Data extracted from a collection

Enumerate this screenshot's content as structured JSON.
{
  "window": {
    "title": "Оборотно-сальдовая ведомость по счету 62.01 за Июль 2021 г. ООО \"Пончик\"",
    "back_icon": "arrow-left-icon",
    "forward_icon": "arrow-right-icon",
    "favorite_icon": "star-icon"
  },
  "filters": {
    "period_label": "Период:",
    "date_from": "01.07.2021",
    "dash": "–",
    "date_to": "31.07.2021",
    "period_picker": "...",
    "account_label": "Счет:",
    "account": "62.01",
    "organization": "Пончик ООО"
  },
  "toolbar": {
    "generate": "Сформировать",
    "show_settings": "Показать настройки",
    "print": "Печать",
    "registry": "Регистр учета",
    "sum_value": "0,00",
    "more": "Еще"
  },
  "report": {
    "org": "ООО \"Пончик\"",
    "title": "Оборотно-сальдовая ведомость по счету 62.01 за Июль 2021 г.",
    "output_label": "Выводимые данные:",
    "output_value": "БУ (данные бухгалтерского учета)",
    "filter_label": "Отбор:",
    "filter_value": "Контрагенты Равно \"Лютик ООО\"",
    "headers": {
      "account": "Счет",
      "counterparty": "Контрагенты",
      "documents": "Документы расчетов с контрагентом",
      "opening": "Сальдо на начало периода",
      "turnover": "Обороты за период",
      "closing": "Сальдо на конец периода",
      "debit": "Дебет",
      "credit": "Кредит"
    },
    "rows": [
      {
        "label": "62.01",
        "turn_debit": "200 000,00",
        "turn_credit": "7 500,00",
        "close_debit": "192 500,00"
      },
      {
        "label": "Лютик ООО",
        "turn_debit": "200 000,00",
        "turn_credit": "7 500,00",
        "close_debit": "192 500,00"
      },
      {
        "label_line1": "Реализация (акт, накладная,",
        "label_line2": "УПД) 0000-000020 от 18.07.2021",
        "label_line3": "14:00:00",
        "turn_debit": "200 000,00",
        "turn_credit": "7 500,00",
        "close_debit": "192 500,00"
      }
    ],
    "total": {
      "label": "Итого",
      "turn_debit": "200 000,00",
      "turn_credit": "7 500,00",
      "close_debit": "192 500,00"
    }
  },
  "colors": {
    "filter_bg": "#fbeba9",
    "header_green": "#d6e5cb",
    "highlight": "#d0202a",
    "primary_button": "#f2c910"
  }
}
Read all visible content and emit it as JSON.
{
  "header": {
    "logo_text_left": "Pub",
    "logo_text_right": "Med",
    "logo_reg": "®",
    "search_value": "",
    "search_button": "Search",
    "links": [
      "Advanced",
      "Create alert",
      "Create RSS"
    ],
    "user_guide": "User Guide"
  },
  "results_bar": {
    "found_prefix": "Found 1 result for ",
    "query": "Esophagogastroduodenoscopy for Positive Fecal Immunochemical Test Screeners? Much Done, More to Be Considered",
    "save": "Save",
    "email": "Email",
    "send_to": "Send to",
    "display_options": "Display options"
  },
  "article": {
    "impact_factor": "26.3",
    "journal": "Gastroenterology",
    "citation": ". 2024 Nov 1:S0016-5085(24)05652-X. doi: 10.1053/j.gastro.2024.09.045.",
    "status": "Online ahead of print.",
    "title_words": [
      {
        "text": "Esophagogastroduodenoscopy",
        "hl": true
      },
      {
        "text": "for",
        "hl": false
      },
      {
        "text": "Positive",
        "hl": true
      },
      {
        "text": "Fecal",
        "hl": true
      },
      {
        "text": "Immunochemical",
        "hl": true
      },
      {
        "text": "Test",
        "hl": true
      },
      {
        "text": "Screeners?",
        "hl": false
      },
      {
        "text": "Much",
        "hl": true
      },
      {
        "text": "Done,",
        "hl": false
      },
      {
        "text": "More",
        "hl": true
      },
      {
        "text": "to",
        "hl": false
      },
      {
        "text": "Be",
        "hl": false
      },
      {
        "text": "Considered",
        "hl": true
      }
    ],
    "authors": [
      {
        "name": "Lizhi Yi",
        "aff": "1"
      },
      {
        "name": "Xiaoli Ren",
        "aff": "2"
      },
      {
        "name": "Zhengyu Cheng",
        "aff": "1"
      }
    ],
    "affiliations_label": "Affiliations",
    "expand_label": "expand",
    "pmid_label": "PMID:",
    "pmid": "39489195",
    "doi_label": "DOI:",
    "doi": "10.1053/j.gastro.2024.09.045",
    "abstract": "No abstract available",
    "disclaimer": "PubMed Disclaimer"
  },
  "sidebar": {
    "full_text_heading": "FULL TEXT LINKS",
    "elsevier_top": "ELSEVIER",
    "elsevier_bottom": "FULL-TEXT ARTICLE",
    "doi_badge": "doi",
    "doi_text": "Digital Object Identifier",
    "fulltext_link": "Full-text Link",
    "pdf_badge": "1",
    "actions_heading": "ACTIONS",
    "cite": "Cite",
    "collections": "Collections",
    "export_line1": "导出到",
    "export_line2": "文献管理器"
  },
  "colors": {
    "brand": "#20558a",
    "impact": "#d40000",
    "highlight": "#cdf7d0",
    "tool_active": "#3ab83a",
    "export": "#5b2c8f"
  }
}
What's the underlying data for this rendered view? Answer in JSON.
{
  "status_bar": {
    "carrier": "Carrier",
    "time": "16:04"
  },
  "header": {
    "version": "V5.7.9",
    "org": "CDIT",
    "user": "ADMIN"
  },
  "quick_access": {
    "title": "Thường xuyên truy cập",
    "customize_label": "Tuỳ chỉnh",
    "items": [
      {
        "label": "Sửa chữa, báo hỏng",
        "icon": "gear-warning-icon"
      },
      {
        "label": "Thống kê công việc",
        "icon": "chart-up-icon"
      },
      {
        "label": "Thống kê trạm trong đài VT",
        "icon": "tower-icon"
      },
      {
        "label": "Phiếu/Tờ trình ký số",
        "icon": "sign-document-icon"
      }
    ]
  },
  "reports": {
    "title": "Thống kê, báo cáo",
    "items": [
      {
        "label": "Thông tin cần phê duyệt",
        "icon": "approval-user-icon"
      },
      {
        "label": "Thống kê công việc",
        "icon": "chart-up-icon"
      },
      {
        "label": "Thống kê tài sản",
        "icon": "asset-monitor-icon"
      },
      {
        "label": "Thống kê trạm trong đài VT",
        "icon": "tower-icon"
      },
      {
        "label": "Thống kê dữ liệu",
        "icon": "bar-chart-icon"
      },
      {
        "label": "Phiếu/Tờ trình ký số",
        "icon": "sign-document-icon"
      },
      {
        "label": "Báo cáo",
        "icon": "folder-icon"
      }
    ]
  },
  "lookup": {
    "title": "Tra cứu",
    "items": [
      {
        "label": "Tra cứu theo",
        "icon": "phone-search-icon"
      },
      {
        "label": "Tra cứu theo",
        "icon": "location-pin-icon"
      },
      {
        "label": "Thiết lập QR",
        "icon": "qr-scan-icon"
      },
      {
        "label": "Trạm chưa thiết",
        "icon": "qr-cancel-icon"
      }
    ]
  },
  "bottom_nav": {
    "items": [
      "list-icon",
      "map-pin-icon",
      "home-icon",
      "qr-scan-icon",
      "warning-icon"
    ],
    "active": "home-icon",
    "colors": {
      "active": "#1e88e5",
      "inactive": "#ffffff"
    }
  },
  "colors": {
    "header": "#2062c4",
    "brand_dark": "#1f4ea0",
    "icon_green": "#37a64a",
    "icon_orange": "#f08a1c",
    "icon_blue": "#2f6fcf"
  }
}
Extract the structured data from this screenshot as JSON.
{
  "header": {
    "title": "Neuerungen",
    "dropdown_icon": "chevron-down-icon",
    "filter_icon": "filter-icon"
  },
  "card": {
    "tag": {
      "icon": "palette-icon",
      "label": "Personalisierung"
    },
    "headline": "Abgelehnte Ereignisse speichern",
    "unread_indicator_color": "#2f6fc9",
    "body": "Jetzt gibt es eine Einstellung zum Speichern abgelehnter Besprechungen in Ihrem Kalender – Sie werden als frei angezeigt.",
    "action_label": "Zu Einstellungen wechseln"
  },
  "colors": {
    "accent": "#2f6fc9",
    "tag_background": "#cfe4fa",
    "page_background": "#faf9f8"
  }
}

**TASK TO CARRY OUT**. Set down nothing but the lines from the one with "Extract the structured" through the end of the records, keeping each line exactly as written and including both ends.

**CORRECT RESULT**.
Extract the structured data from this screenshot as JSON.
{
  "header": {
    "title": "Neuerungen",
    "dropdown_icon": "chevron-down-icon",
    "filter_icon": "filter-icon"
  },
  "card": {
    "tag": {
      "icon": "palette-icon",
      "label": "Personalisierung"
    },
    "headline": "Abgelehnte Ereignisse speichern",
    "unread_indicator_color": "#2f6fc9",
    "body": "Jetzt gibt es eine Einstellung zum Speichern abgelehnter Besprechungen in Ihrem Kalender – Sie werden als frei angezeigt.",
    "action_label": "Zu Einstellungen wechseln"
  },
  "colors": {
    "accent": "#2f6fc9",
    "tag_background": "#cfe4fa",
    "page_background": "#faf9f8"
  }
}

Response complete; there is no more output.